-- Begin TASK INPUT --

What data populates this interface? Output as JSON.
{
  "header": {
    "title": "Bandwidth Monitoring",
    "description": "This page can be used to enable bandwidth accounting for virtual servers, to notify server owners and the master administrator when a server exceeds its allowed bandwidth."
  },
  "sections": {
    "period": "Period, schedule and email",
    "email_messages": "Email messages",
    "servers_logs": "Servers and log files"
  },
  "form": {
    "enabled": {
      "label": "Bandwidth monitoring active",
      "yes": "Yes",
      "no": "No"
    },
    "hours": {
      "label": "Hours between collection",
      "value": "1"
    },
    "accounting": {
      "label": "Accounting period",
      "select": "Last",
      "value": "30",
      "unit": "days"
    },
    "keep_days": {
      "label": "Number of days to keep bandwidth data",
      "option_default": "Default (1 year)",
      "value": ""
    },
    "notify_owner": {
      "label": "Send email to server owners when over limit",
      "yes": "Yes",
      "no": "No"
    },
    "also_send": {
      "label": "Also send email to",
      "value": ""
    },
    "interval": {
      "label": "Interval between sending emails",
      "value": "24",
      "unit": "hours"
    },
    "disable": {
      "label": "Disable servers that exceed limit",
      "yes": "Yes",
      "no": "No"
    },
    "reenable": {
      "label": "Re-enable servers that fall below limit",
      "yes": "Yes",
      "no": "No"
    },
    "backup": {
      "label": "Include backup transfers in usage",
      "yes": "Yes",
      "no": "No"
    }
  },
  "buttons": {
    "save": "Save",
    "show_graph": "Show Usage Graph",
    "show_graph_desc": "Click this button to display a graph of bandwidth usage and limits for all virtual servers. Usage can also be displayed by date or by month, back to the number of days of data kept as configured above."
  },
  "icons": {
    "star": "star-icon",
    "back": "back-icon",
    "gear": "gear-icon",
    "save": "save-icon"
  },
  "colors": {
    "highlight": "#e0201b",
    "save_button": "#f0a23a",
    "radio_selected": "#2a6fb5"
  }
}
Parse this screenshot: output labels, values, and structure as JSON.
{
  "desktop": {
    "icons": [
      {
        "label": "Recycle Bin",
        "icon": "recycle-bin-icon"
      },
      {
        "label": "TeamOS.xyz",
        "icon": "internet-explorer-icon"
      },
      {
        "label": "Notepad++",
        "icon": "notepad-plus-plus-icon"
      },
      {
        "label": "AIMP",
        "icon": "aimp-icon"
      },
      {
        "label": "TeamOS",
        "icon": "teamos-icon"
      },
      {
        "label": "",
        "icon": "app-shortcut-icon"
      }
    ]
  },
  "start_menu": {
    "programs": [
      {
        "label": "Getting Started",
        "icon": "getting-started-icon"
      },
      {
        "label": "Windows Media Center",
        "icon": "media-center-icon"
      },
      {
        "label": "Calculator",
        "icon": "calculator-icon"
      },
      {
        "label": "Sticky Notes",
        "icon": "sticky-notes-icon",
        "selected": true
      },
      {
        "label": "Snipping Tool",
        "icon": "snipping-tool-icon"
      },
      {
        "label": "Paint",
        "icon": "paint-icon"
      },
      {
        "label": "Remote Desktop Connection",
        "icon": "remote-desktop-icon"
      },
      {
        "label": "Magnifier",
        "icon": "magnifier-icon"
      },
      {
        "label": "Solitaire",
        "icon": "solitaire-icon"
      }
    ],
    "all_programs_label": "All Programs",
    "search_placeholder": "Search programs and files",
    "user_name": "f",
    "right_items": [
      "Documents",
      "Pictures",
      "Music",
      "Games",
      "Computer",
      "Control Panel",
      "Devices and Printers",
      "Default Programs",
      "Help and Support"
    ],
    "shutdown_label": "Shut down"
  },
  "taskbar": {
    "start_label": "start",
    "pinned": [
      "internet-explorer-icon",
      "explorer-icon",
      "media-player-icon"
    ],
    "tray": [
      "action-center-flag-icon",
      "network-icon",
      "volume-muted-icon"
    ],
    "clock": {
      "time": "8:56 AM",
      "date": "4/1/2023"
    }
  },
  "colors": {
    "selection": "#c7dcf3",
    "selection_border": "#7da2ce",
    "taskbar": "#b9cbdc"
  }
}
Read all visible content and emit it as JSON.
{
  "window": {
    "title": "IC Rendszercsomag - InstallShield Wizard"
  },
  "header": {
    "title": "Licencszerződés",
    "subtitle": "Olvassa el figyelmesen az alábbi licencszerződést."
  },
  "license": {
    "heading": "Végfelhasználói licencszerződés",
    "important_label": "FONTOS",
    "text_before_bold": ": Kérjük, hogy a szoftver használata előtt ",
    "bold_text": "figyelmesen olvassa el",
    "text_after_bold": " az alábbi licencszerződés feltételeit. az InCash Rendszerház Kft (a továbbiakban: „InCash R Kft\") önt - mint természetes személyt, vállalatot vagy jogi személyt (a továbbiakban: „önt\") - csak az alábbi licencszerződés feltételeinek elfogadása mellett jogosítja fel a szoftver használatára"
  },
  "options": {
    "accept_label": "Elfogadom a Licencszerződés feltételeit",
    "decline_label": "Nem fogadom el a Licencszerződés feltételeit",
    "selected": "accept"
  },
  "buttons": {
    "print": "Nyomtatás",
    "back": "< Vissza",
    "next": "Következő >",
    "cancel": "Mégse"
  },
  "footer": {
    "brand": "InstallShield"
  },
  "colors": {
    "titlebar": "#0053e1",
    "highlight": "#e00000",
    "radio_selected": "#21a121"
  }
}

-- End TASK INPUT --

» **REQUIRED TASK**
Each line of the material above either contains the word "date" or does not; state how many do, and nothing else.

» **COMPLETE ANSWER**
2